REQUIREMENT –
Skip the images. Copy the records exactly as written.
====================
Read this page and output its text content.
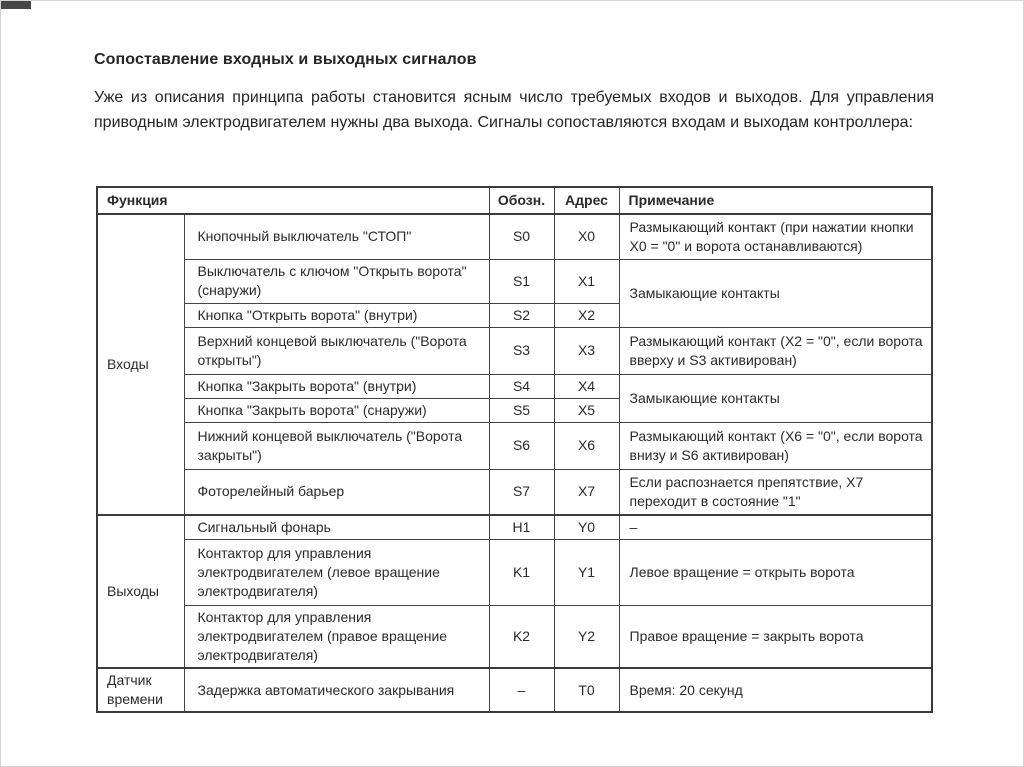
Сопоставление входных и выходных сигналов
Уже из описания принципа работы становится ясным число требуемых входов и выходов. Для управления приводным электродвигателем нужны два выхода. Сигналы сопоставляются входам и выходам контроллера:
Функция		Обозн.	Адрес	Примечание
Входы	Кнопочный выключатель "СТОП"	S0	X0	Размыкающий контакт (при нажатии кнопки X0 = "0" и ворота останавливаются)
	Выключатель с ключом "Открыть ворота" (снаружи)	S1	X1	Замыкающие контакты
	Кнопка "Открыть ворота" (внутри)	S2	X2	
	Верхний концевой выключатель ("Ворота открыты")	S3	X3	Размыкающий контакт (X2 = "0", если ворота вверху и S3 активирован)
	Кнопка "Закрыть ворота" (внутри)	S4	X4	Замыкающие контакты
	Кнопка "Закрыть ворота" (снаружи)	S5	X5	
	Нижний концевой выключатель ("Ворота закрыты")	S6	X6	Размыкающий контакт (X6 = "0", если ворота внизу и S6 активирован)
	Фоторелейный барьер	S7	X7	Если распознается препятствие, X7 переходит в состояние "1"
Выходы	Сигнальный фонарь	H1	Y0	–
	Контактор для управления электродвигателем (левое вращение электродвигателя)	K1	Y1	Левое вращение = открыть ворота
	Контактор для управления электродвигателем (правое вращение электродвигателя)	K2	Y2	Правое вращение = закрыть ворота
Датчик времени	Задержка автоматического закрывания	–	T0	Время: 20 секунд
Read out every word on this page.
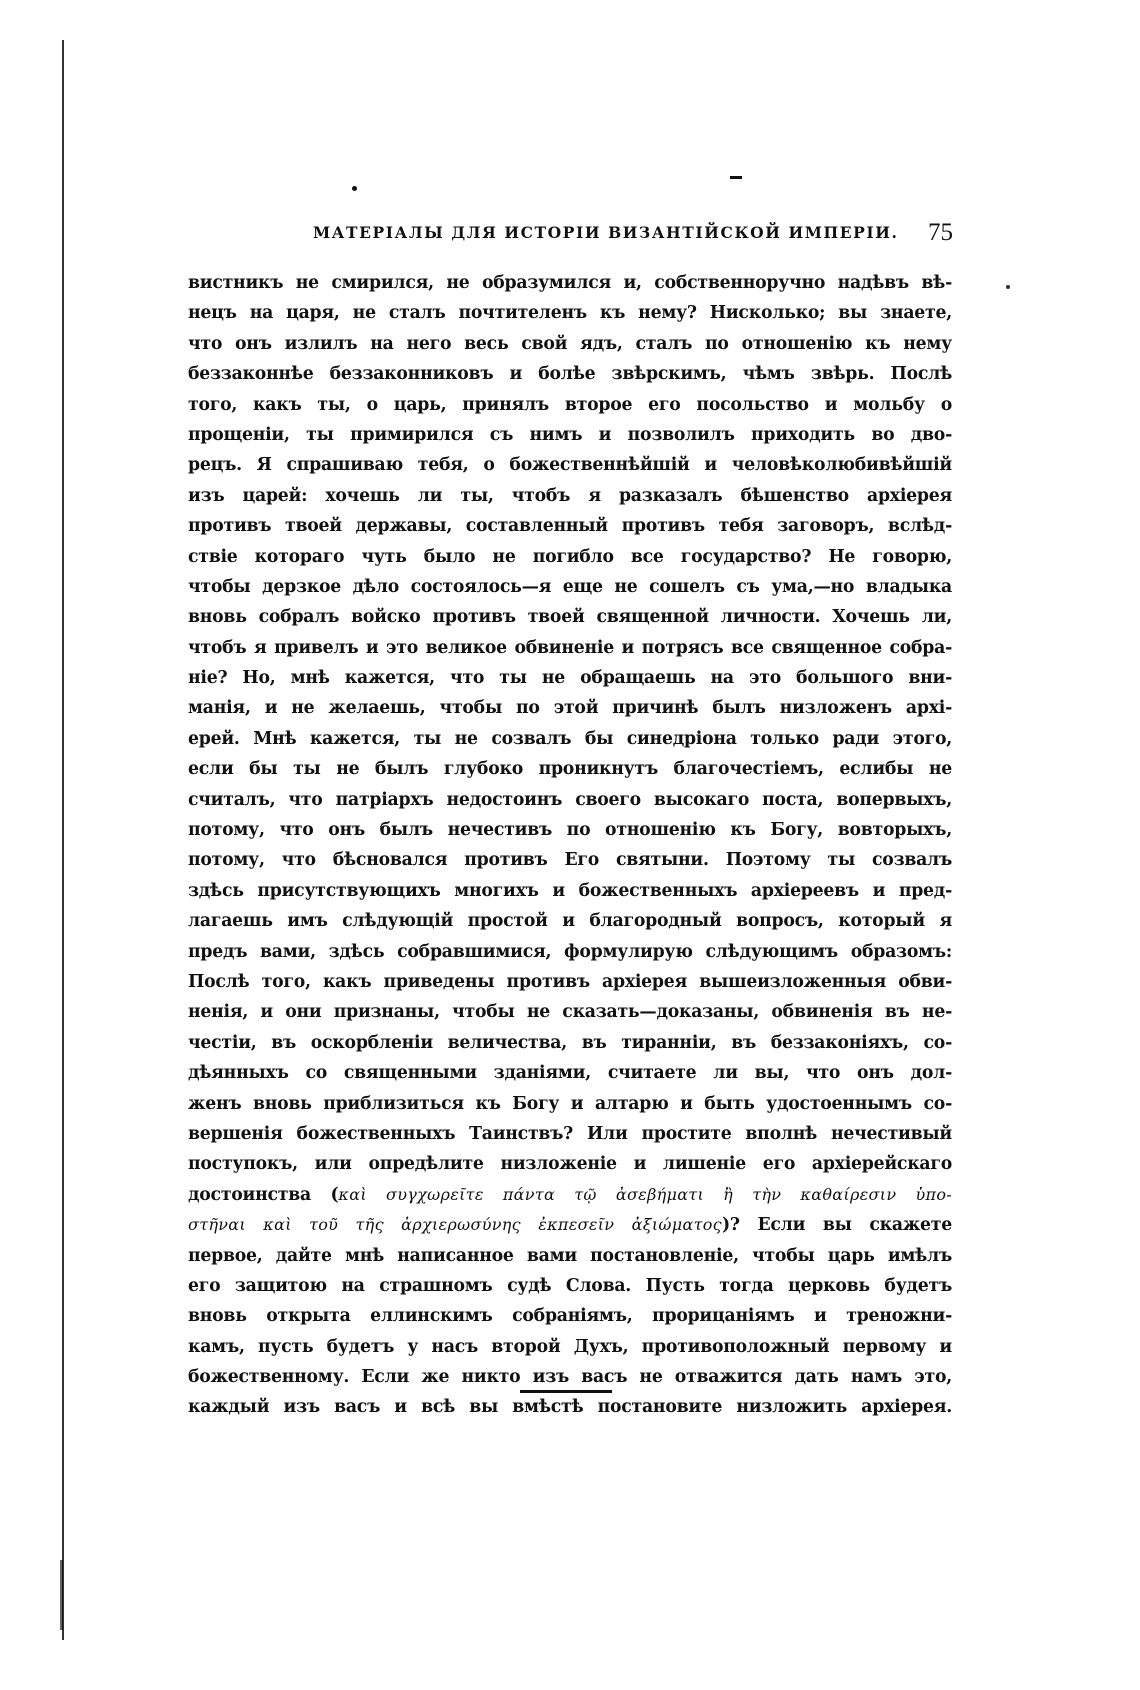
МАТЕРІАЛЫ ДЛЯ ИСТОРІИ ВИЗАНТІЙСКОЙ ИМПЕРІИ. 75
вистникъ не смирился, не образумился и, собственноручно надѣвъ вѣ-
нецъ на царя, не сталъ почтителенъ къ нему? Нисколько; вы знаете,
что онъ излилъ на него весь свой ядъ, сталъ по отношенію къ нему
беззаконнѣе беззаконниковъ и болѣе звѣрскимъ, чѣмъ звѣрь. Послѣ
того, какъ ты, о царь, принялъ второе его посольство и мольбу о
прощеніи, ты примирился съ нимъ и позволилъ приходить во дво-
рецъ. Я спрашиваю тебя, о божественнѣйшій и человѣколюбивѣйшій
изъ царей: хочешь ли ты, чтобъ я разказалъ бѣшенство архіерея
противъ твоей державы, составленный противъ тебя заговоръ, вслѣд-
ствіе котораго чуть было не погибло все государство? Не говорю,
чтобы дерзкое дѣло состоялось—я еще не сошелъ съ ума,—но владыка
вновь собралъ войско противъ твоей священной личности. Хочешь ли,
чтобъ я привелъ и это великое обвиненіе и потрясъ все священное собра-
ніе? Но, мнѣ кажется, что ты не обращаешь на это большого вни-
манія, и не желаешь, чтобы по этой причинѣ былъ низложенъ архі-
ерей. Мнѣ кажется, ты не созвалъ бы синедріона только ради этого,
если бы ты не былъ глубоко проникнутъ благочестіемъ, еслибы не
считалъ, что патріархъ недостоинъ своего высокаго поста, вопервыхъ,
потому, что онъ былъ нечестивъ по отношенію къ Богу, вовторыхъ,
потому, что бѣсновался противъ Его святыни. Поэтому ты созвалъ
здѣсь присутствующихъ многихъ и божественныхъ архіереевъ и пред-
лагаешь имъ слѣдующій простой и благородный вопросъ, который я
предъ вами, здѣсь собравшимися, формулирую слѣдующимъ образомъ:
Послѣ того, какъ приведены противъ архіерея вышеизложенныя обви-
ненія, и они признаны, чтобы не сказать—доказаны, обвиненія въ не-
честіи, въ оскорбленіи величества, въ тиранніи, въ беззаконіяхъ, со-
дѣянныхъ со священными зданіями, считаете ли вы, что онъ дол-
женъ вновь приблизиться къ Богу и алтарю и быть удостоеннымъ со-
вершенія божественныхъ Таинствъ? Или простите вполнѣ нечестивый
поступокъ, или опредѣлите низложеніе и лишеніе его архіерейскаго
достоинства (καὶ συγχωρεῖτε πάντα τῷ ἀσεβήματι ἢ τὴν καθαίρεσιν ὑπο-
στῆναι καὶ τοῦ τῆς ἀρχιερωσύνης ἐκπεσεῖν ἀξιώματος)? Если вы скажете
первое, дайте мнѣ написанное вами постановленіе, чтобы царь имѣлъ
его защитою на страшномъ судѣ Слова. Пусть тогда церковь будетъ
вновь открыта еллинскимъ собраніямъ, прорицаніямъ и треножни-
камъ, пусть будетъ у насъ второй Духъ, противоположный первому и
божественному. Если же никто изъ васъ не отважится дать намъ это,
каждый изъ васъ и всѣ вы вмѣстѣ постановите низложить архіерея.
====================
SOLUTION TO THIS EXERCISE –
Read this page and output its text content.
Сопоставление входных и выходных сигналов
Уже из описания принципа работы становится ясным число требуемых входов и выходов. Для управления приводным электродвигателем нужны два выхода. Сигналы сопоставляются входам и выходам контроллера:
Функция		Обозн.	Адрес	Примечание
Входы	Кнопочный выключатель "СТОП"	S0	X0	Размыкающий контакт (при нажатии кнопки X0 = "0" и ворота останавливаются)
	Выключатель с ключом "Открыть ворота" (снаружи)	S1	X1	Замыкающие контакты
	Кнопка "Открыть ворота" (внутри)	S2	X2	
	Верхний концевой выключатель ("Ворота открыты")	S3	X3	Размыкающий контакт (X2 = "0", если ворота вверху и S3 активирован)
	Кнопка "Закрыть ворота" (внутри)	S4	X4	Замыкающие контакты
	Кнопка "Закрыть ворота" (снаружи)	S5	X5	
	Нижний концевой выключатель ("Ворота закрыты")	S6	X6	Размыкающий контакт (X6 = "0", если ворота внизу и S6 активирован)
	Фоторелейный барьер	S7	X7	Если распознается препятствие, X7 переходит в состояние "1"
Выходы	Сигнальный фонарь	H1	Y0	–
	Контактор для управления электродвигателем (левое вращение электродвигателя)	K1	Y1	Левое вращение = открыть ворота
	Контактор для управления электродвигателем (правое вращение электродвигателя)	K2	Y2	Правое вращение = закрыть ворота
Датчик времени	Задержка автоматического закрывания	–	T0	Время: 20 секунд
Read out every word on this page.
МАТЕРІАЛЫ ДЛЯ ИСТОРІИ ВИЗАНТІЙСКОЙ ИМПЕРІИ. 75
вистникъ не смирился, не образумился и, собственноручно надѣвъ вѣ-
нецъ на царя, не сталъ почтителенъ къ нему? Нисколько; вы знаете,
что онъ излилъ на него весь свой ядъ, сталъ по отношенію къ нему
беззаконнѣе беззаконниковъ и болѣе звѣрскимъ, чѣмъ звѣрь. Послѣ
того, какъ ты, о царь, принялъ второе его посольство и мольбу о
прощеніи, ты примирился съ нимъ и позволилъ приходить во дво-
рецъ. Я спрашиваю тебя, о божественнѣйшій и человѣколюбивѣйшій
изъ царей: хочешь ли ты, чтобъ я разказалъ бѣшенство архіерея
противъ твоей державы, составленный противъ тебя заговоръ, вслѣд-
ствіе котораго чуть было не погибло все государство? Не говорю,
чтобы дерзкое дѣло состоялось—я еще не сошелъ съ ума,—но владыка
вновь собралъ войско противъ твоей священной личности. Хочешь ли,
чтобъ я привелъ и это великое обвиненіе и потрясъ все священное собра-
ніе? Но, мнѣ кажется, что ты не обращаешь на это большого вни-
манія, и не желаешь, чтобы по этой причинѣ былъ низложенъ архі-
ерей. Мнѣ кажется, ты не созвалъ бы синедріона только ради этого,
если бы ты не былъ глубоко проникнутъ благочестіемъ, еслибы не
считалъ, что патріархъ недостоинъ своего высокаго поста, вопервыхъ,
потому, что онъ былъ нечестивъ по отношенію къ Богу, вовторыхъ,
потому, что бѣсновался противъ Его святыни. Поэтому ты созвалъ
здѣсь присутствующихъ многихъ и божественныхъ архіереевъ и пред-
лагаешь имъ слѣдующій простой и благородный вопросъ, который я
предъ вами, здѣсь собравшимися, формулирую слѣдующимъ образомъ:
Послѣ того, какъ приведены противъ архіерея вышеизложенныя обви-
ненія, и они признаны, чтобы не сказать—доказаны, обвиненія въ не-
честіи, въ оскорбленіи величества, въ тиранніи, въ беззаконіяхъ, со-
дѣянныхъ со священными зданіями, считаете ли вы, что онъ дол-
женъ вновь приблизиться къ Богу и алтарю и быть удостоеннымъ со-
вершенія божественныхъ Таинствъ? Или простите вполнѣ нечестивый
поступокъ, или опредѣлите низложеніе и лишеніе его архіерейскаго
достоинства (καὶ συγχωρεῖτε πάντα τῷ ἀσεβήματι ἢ τὴν καθαίρεσιν ὑπο-
στῆναι καὶ τοῦ τῆς ἀρχιερωσύνης ἐκπεσεῖν ἀξιώματος)? Если вы скажете
первое, дайте мнѣ написанное вами постановленіе, чтобы царь имѣлъ
его защитою на страшномъ судѣ Слова. Пусть тогда церковь будетъ
вновь открыта еллинскимъ собраніямъ, прорицаніямъ и треножни-
камъ, пусть будетъ у насъ второй Духъ, противоположный первому и
божественному. Если же никто изъ васъ не отважится дать намъ это,
каждый изъ васъ и всѣ вы вмѣстѣ постановите низложить архіерея.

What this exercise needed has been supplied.